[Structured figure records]
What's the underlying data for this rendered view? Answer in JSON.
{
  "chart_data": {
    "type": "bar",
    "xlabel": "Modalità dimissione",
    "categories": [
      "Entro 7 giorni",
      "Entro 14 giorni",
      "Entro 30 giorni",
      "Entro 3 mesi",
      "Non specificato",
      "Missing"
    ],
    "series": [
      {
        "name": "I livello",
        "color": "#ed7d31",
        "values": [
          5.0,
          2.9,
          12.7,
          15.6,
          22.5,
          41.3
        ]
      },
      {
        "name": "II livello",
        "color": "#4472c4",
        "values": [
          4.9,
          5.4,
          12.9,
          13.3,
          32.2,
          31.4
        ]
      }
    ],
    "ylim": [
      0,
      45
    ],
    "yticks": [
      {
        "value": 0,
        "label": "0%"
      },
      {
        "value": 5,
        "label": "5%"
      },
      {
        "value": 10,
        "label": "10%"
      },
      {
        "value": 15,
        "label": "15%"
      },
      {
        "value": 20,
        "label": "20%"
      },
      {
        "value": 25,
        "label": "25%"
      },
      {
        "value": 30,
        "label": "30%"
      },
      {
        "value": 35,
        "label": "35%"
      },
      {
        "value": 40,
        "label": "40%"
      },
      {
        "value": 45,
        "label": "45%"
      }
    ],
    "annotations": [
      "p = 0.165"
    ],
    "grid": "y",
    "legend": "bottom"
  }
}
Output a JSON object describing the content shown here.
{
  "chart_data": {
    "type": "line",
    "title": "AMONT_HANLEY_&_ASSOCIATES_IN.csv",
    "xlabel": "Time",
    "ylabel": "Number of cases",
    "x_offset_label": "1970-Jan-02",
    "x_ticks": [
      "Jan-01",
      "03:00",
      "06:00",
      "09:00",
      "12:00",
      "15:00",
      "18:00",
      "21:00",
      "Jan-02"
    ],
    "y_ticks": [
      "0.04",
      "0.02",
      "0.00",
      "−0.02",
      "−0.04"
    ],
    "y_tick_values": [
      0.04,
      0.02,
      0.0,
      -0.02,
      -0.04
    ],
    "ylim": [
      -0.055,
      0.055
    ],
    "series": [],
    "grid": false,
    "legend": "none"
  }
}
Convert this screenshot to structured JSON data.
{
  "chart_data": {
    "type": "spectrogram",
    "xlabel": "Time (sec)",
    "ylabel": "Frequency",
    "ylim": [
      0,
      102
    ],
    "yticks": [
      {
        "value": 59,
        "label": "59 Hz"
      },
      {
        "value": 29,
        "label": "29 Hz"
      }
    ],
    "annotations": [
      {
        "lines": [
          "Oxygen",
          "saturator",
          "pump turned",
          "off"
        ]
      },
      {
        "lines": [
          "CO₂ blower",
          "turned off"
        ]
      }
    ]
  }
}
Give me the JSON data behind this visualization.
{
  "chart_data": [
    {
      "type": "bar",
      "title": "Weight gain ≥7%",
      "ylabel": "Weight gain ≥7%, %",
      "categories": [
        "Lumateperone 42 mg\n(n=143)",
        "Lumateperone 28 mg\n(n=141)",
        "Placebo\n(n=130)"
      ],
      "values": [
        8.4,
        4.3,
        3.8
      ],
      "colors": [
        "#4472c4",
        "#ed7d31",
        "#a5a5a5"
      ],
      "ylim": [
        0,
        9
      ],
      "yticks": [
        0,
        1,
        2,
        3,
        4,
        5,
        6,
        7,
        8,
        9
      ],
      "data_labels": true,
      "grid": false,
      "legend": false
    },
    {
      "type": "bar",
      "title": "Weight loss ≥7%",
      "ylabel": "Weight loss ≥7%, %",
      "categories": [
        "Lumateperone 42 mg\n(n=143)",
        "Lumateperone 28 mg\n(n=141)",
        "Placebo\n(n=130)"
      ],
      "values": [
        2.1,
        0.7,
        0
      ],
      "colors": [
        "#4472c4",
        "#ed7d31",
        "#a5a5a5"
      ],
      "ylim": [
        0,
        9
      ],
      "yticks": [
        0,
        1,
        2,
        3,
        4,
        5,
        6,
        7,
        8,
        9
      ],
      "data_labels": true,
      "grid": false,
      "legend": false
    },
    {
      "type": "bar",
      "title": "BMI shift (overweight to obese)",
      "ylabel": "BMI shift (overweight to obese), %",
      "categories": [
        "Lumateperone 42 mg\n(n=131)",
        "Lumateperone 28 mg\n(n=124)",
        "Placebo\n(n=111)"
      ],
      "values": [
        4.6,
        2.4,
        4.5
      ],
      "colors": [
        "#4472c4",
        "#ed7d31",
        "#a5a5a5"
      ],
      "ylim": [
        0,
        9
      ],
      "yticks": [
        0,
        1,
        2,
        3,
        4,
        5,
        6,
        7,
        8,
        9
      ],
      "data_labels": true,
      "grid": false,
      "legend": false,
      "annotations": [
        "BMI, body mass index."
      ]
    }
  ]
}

WHAT YOU SHOULD DO:
Lines from the records above that hold "title" are the ones to list.

ANSWER IN FULL:
    "title": "AMONT_HANLEY_&_ASSOCIATES_IN.csv",
      "title": "Weight gain ≥7%",
      "title": "Weight loss ≥7%",
      "title": "BMI shift (overweight to obese)",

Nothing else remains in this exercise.